● **Exercise requirements**
For each line in the data below that holds "Held", return a copy.

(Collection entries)
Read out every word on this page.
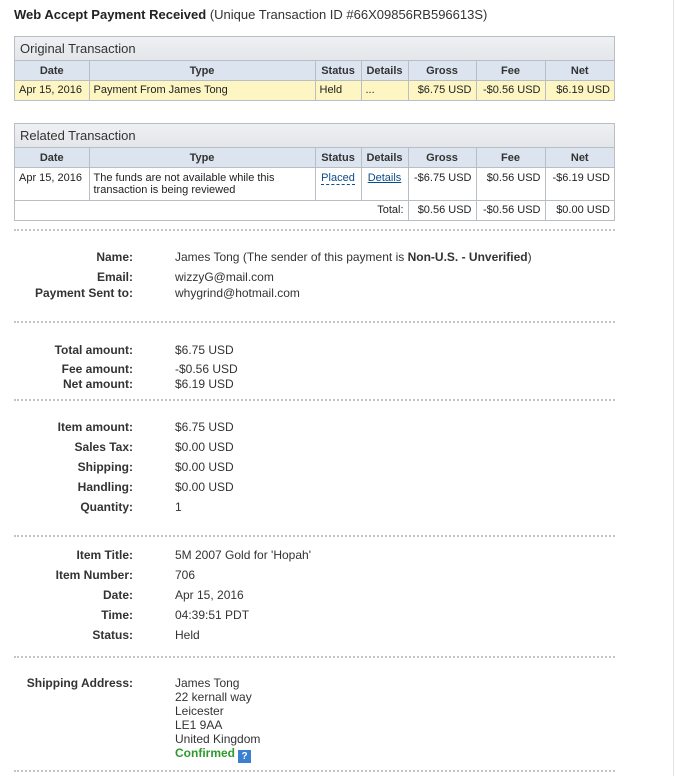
Web Accept Payment Received (Unique Transaction ID #66X09856RB596613S)
Original Transaction
Date	Type	Status	Details	Gross	Fee	Net
Apr 15, 2016	Payment From James Tong	Held	...	$6.75 USD	-$0.56 USD	$6.19 USD
Related Transaction
Date	Type	Status	Details	Gross	Fee	Net
Apr 15, 2016	The funds are not available while this transaction is being reviewed	Placed	Details	-$6.75 USD	$0.56 USD	-$6.19 USD
			Total:	$0.56 USD	-$0.56 USD	$0.00 USD
Name:	James Tong (The sender of this payment is Non-U.S. - Unverified)
Email:	wizzyG@mail.com
Payment Sent to:	whygrind@hotmail.com
Total amount:	$6.75 USD
Fee amount:	-$0.56 USD
Net amount:	$6.19 USD
Item amount:	$6.75 USD
Sales Tax:	$0.00 USD
Shipping:	$0.00 USD
Handling:	$0.00 USD
Quantity:	1
Item Title:	5M 2007 Gold for 'Hopah'
Item Number:	706
Date:	Apr 15, 2016
Time:	04:39:51 PDT
Status:	Held
Shipping Address:	James Tong
22 kernall way
Leicester
LE1 9AA
United Kingdom
Confirmed ?
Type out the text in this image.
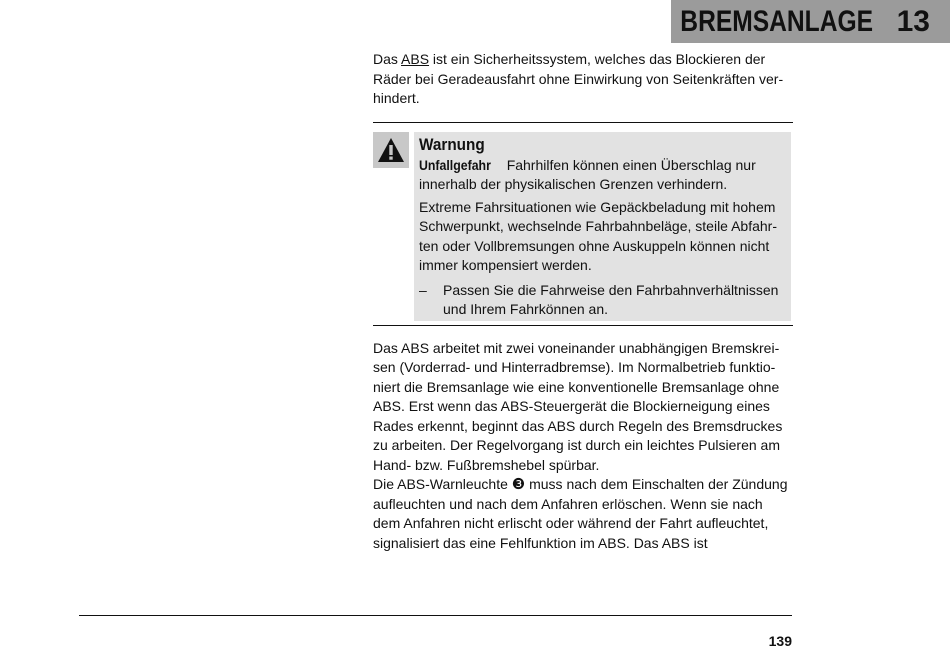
BREMSANLAGE 13

Das ABS ist ein Sicherheitssystem, welches das Blockieren der Räder bei Geradeausfahrt ohne Einwirkung von Seitenkräften verhindert.

Warnung

Unfallgefahr Fahrhilfen können einen Überschlag nur innerhalb der physikalischen Grenzen verhindern.

Extreme Fahrsituationen wie Gepäckbeladung mit hohem Schwerpunkt, wechselnde Fahrbahnbeläge, steile Abfahrten oder Vollbremsungen ohne Auskuppeln können nicht immer kompensiert werden.

–	Passen Sie die Fahrweise den Fahrbahnverhältnissen und Ihrem Fahrkönnen an.

Das ABS arbeitet mit zwei voneinander unabhängigen Bremskreisen (Vorderrad- und Hinterradbremse). Im Normalbetrieb funktioniert die Bremsanlage wie eine konventionelle Bremsanlage ohne ABS. Erst wenn das ABS-Steuergerät die Blockierneigung eines Rades erkennt, beginnt das ABS durch Regeln des Bremsdruckes zu arbeiten. Der Regelvorgang ist durch ein leichtes Pulsieren am Hand- bzw. Fußbremshebel spürbar.

Die ABS-Warnleuchte ❸ muss nach dem Einschalten der Zündung aufleuchten und nach dem Anfahren erlöschen. Wenn sie nach dem Anfahren nicht erlischt oder während der Fahrt aufleuchtet, signalisiert das eine Fehlfunktion im ABS. Das ABS ist

139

● **Exercise response**
Apr 15, 2016	Payment From James Tong	Held	...	$6.75 USD	-$0.56 USD	$6.19 USD
Status:	Held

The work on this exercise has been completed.